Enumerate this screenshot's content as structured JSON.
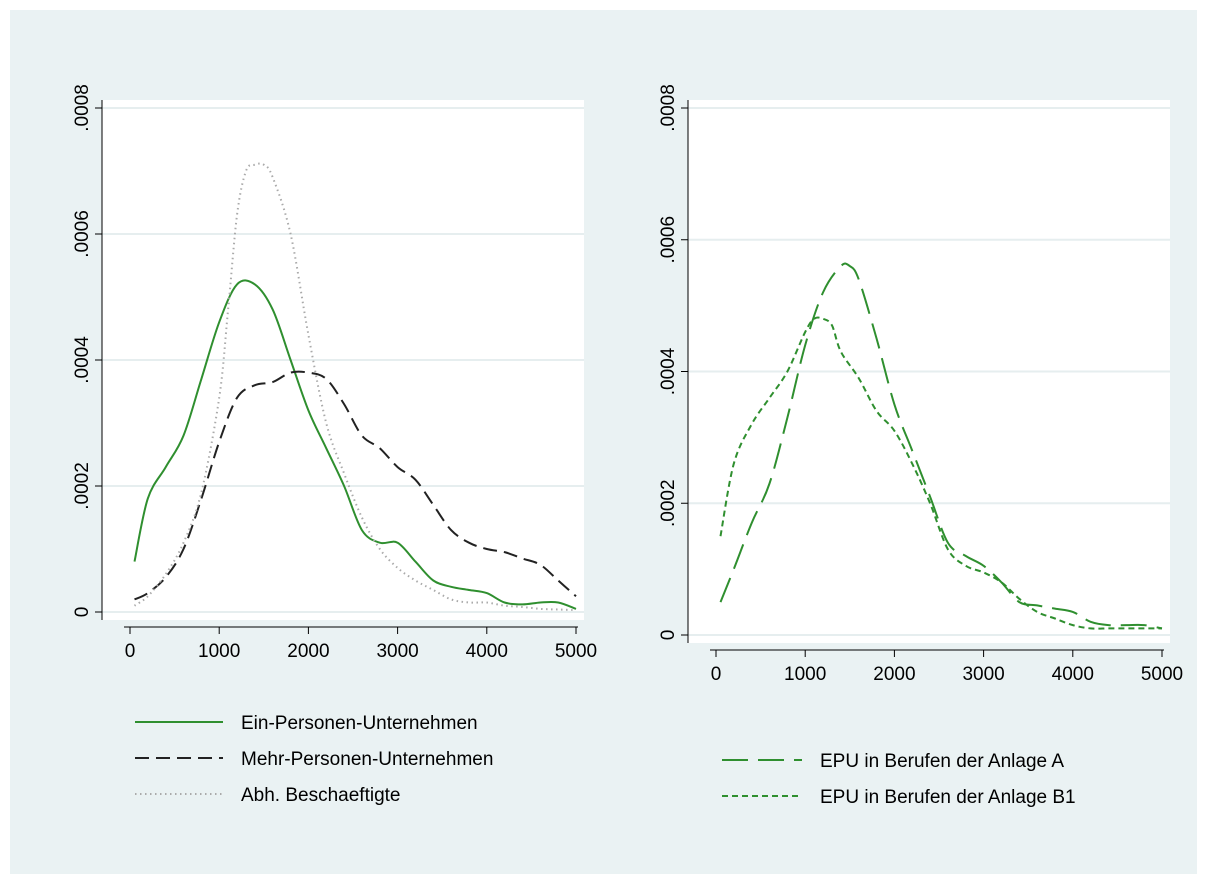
{
  "chart_data": [
    {
      "type": "line",
      "title": "",
      "xlabel": "",
      "ylabel": "",
      "xlim": [
        0,
        5000
      ],
      "ylim": [
        0,
        0.0008
      ],
      "x_ticks": [
        "0",
        "1000",
        "2000",
        "3000",
        "4000",
        "5000"
      ],
      "y_ticks": [
        "0",
        ".0002",
        ".0004",
        ".0006",
        ".0008"
      ],
      "grid": true,
      "legend_position": "bottom",
      "series": [
        {
          "name": "Ein-Personen-Unternehmen",
          "color": "#2f8f2f",
          "dash": "solid",
          "x": [
            50,
            200,
            400,
            600,
            800,
            1000,
            1200,
            1400,
            1600,
            1800,
            2000,
            2200,
            2400,
            2600,
            2800,
            3000,
            3200,
            3400,
            3600,
            3800,
            4000,
            4200,
            4400,
            4600,
            4800,
            5000
          ],
          "y": [
            8e-05,
            0.00018,
            0.00023,
            0.00028,
            0.00037,
            0.00046,
            0.00052,
            0.00052,
            0.00048,
            0.0004,
            0.00032,
            0.00026,
            0.0002,
            0.00013,
            0.00011,
            0.00011,
            8e-05,
            5e-05,
            4e-05,
            3.5e-05,
            3e-05,
            1.5e-05,
            1.2e-05,
            1.5e-05,
            1.5e-05,
            5e-06
          ]
        },
        {
          "name": "Mehr-Personen-Unternehmen",
          "color": "#222222",
          "dash": "dashed",
          "x": [
            50,
            200,
            400,
            600,
            800,
            1000,
            1200,
            1400,
            1600,
            1800,
            2000,
            2200,
            2400,
            2600,
            2800,
            3000,
            3200,
            3400,
            3600,
            3800,
            4000,
            4200,
            4400,
            4600,
            4800,
            5000
          ],
          "y": [
            2e-05,
            3e-05,
            5.5e-05,
            0.0001,
            0.00018,
            0.00027,
            0.00034,
            0.00036,
            0.000365,
            0.00038,
            0.00038,
            0.00037,
            0.00033,
            0.00028,
            0.00026,
            0.00023,
            0.00021,
            0.00017,
            0.00013,
            0.00011,
            0.0001,
            9.5e-05,
            8.5e-05,
            7.5e-05,
            5e-05,
            2.5e-05
          ]
        },
        {
          "name": "Abh. Beschaeftigte",
          "color": "#aaaaaa",
          "dash": "dotted",
          "x": [
            50,
            200,
            400,
            600,
            800,
            1000,
            1100,
            1200,
            1300,
            1400,
            1500,
            1600,
            1800,
            2000,
            2200,
            2400,
            2600,
            2800,
            3000,
            3200,
            3400,
            3600,
            3800,
            4000,
            4200,
            4400,
            4600,
            4800,
            5000
          ],
          "y": [
            1e-05,
            2.5e-05,
            6e-05,
            0.00011,
            0.00019,
            0.00034,
            0.00048,
            0.00063,
            0.0007,
            0.00071,
            0.00071,
            0.00069,
            0.0006,
            0.00044,
            0.0003,
            0.00022,
            0.00015,
            0.0001,
            7e-05,
            5e-05,
            3.5e-05,
            2e-05,
            1.5e-05,
            1.5e-05,
            1e-05,
            8e-06,
            5e-06,
            4e-06,
            3e-06
          ]
        }
      ]
    },
    {
      "type": "line",
      "title": "",
      "xlabel": "",
      "ylabel": "",
      "xlim": [
        0,
        5000
      ],
      "ylim": [
        0,
        0.0008
      ],
      "x_ticks": [
        "0",
        "1000",
        "2000",
        "3000",
        "4000",
        "5000"
      ],
      "y_ticks": [
        "0",
        ".0002",
        ".0004",
        ".0006",
        ".0008"
      ],
      "grid": true,
      "legend_position": "bottom",
      "series": [
        {
          "name": "EPU in Berufen der Anlage A",
          "color": "#2f8f2f",
          "dash": "longdash",
          "x": [
            50,
            200,
            400,
            600,
            800,
            1000,
            1200,
            1400,
            1500,
            1600,
            1800,
            2000,
            2200,
            2400,
            2600,
            2800,
            3000,
            3200,
            3400,
            3600,
            3800,
            4000,
            4200,
            4400,
            4600,
            4800,
            5000
          ],
          "y": [
            5e-05,
            0.0001,
            0.00017,
            0.00023,
            0.00033,
            0.00044,
            0.00052,
            0.00056,
            0.00056,
            0.00054,
            0.00045,
            0.00035,
            0.00028,
            0.00021,
            0.00014,
            0.00012,
            0.000105,
            8e-05,
            5e-05,
            4.5e-05,
            4e-05,
            3.5e-05,
            2e-05,
            1.5e-05,
            1.5e-05,
            1.5e-05,
            1e-05
          ]
        },
        {
          "name": "EPU in Berufen der Anlage B1",
          "color": "#2f8f2f",
          "dash": "shortdash",
          "x": [
            50,
            200,
            400,
            600,
            800,
            1000,
            1100,
            1200,
            1300,
            1400,
            1600,
            1800,
            2000,
            2200,
            2400,
            2600,
            2800,
            3000,
            3200,
            3400,
            3600,
            3800,
            4000,
            4200,
            4400,
            4600,
            4800,
            5000
          ],
          "y": [
            0.00015,
            0.00026,
            0.00032,
            0.00036,
            0.0004,
            0.00046,
            0.00048,
            0.00048,
            0.00047,
            0.00043,
            0.00039,
            0.00034,
            0.00031,
            0.00026,
            0.0002,
            0.00013,
            0.000105,
            9.5e-05,
            8e-05,
            5.5e-05,
            3.5e-05,
            2.5e-05,
            1.5e-05,
            1e-05,
            1e-05,
            1e-05,
            1e-05,
            1e-05
          ]
        }
      ]
    }
  ]
}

### EXERCISE REQUIREMENTS
Give only the number of lines in the material above that include the word "Berufen".

### EXERCISE ANSWER
2